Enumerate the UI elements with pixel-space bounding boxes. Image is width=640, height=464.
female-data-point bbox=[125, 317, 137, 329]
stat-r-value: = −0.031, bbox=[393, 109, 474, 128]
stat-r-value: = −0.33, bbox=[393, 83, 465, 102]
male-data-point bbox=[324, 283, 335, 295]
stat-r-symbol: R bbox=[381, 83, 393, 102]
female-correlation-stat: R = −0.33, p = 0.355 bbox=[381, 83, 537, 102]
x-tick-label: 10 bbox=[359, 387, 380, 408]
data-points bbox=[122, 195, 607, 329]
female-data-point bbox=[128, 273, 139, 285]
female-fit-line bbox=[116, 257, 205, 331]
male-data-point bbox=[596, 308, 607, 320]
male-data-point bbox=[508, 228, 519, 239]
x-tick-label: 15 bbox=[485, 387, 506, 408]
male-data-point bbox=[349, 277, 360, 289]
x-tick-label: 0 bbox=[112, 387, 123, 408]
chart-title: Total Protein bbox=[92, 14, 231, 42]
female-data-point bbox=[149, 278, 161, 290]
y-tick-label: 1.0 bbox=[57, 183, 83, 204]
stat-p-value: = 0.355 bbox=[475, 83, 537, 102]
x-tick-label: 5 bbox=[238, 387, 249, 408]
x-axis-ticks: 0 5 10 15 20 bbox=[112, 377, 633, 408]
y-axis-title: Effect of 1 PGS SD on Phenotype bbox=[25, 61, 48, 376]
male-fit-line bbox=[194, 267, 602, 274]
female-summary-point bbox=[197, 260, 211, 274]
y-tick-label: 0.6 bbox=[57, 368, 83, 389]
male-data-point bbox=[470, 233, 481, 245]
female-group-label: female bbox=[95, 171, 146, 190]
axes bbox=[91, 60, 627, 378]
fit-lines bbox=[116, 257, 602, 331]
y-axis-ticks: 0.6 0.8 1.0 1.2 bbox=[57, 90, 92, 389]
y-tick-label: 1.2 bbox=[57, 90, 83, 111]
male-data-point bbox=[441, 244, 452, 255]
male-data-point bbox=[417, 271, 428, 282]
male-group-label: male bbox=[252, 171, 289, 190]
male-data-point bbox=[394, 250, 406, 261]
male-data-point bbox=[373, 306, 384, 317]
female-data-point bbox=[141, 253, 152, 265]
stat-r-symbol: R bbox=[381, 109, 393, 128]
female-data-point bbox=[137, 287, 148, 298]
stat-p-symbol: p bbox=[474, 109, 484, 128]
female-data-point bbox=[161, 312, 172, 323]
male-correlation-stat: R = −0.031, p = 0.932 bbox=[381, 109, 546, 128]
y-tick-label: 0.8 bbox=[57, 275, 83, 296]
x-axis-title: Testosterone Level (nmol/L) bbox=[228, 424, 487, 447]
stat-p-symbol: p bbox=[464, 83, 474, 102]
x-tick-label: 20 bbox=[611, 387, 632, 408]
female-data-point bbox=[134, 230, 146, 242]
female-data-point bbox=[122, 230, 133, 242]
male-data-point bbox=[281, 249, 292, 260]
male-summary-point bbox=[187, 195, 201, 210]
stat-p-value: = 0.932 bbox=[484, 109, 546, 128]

——————————

■ TASK TO CARRY OUT:
Would you please give all of the entries above once more, exactly as they are?

■ SOLVED EXERCISE:
Enumerate the UI elements with pixel-space bounding boxes. Image is width=640, height=464.
female-data-point bbox=[125, 317, 137, 329]
stat-r-value: = −0.031, bbox=[393, 109, 474, 128]
stat-r-value: = −0.33, bbox=[393, 83, 465, 102]
male-data-point bbox=[324, 283, 335, 295]
stat-r-symbol: R bbox=[381, 83, 393, 102]
female-correlation-stat: R = −0.33, p = 0.355 bbox=[381, 83, 537, 102]
x-tick-label: 10 bbox=[359, 387, 380, 408]
data-points bbox=[122, 195, 607, 329]
female-data-point bbox=[128, 273, 139, 285]
female-fit-line bbox=[116, 257, 205, 331]
male-data-point bbox=[596, 308, 607, 320]
male-data-point bbox=[508, 228, 519, 239]
x-tick-label: 15 bbox=[485, 387, 506, 408]
male-data-point bbox=[349, 277, 360, 289]
x-tick-label: 0 bbox=[112, 387, 123, 408]
chart-title: Total Protein bbox=[92, 14, 231, 42]
female-data-point bbox=[149, 278, 161, 290]
y-tick-label: 1.0 bbox=[57, 183, 83, 204]
stat-p-value: = 0.355 bbox=[475, 83, 537, 102]
x-tick-label: 5 bbox=[238, 387, 249, 408]
x-axis-ticks: 0 5 10 15 20 bbox=[112, 377, 633, 408]
y-axis-title: Effect of 1 PGS SD on Phenotype bbox=[25, 61, 48, 376]
male-fit-line bbox=[194, 267, 602, 274]
female-summary-point bbox=[197, 260, 211, 274]
y-tick-label: 0.6 bbox=[57, 368, 83, 389]
male-data-point bbox=[470, 233, 481, 245]
female-group-label: female bbox=[95, 171, 146, 190]
axes bbox=[91, 60, 627, 378]
fit-lines bbox=[116, 257, 602, 331]
y-axis-ticks: 0.6 0.8 1.0 1.2 bbox=[57, 90, 92, 389]
y-tick-label: 1.2 bbox=[57, 90, 83, 111]
male-data-point bbox=[441, 244, 452, 255]
male-data-point bbox=[417, 271, 428, 282]
male-group-label: male bbox=[252, 171, 289, 190]
male-data-point bbox=[394, 250, 406, 261]
male-data-point bbox=[373, 306, 384, 317]
female-data-point bbox=[141, 253, 152, 265]
stat-r-symbol: R bbox=[381, 109, 393, 128]
female-data-point bbox=[137, 287, 148, 298]
stat-p-symbol: p bbox=[474, 109, 484, 128]
female-data-point bbox=[161, 312, 172, 323]
male-correlation-stat: R = −0.031, p = 0.932 bbox=[381, 109, 546, 128]
y-tick-label: 0.8 bbox=[57, 275, 83, 296]
x-axis-title: Testosterone Level (nmol/L) bbox=[228, 424, 487, 447]
stat-p-symbol: p bbox=[464, 83, 474, 102]
x-tick-label: 20 bbox=[611, 387, 632, 408]
female-data-point bbox=[134, 230, 146, 242]
female-data-point bbox=[122, 230, 133, 242]
male-data-point bbox=[281, 249, 292, 260]
male-summary-point bbox=[187, 195, 201, 210]
stat-p-value: = 0.932 bbox=[484, 109, 546, 128]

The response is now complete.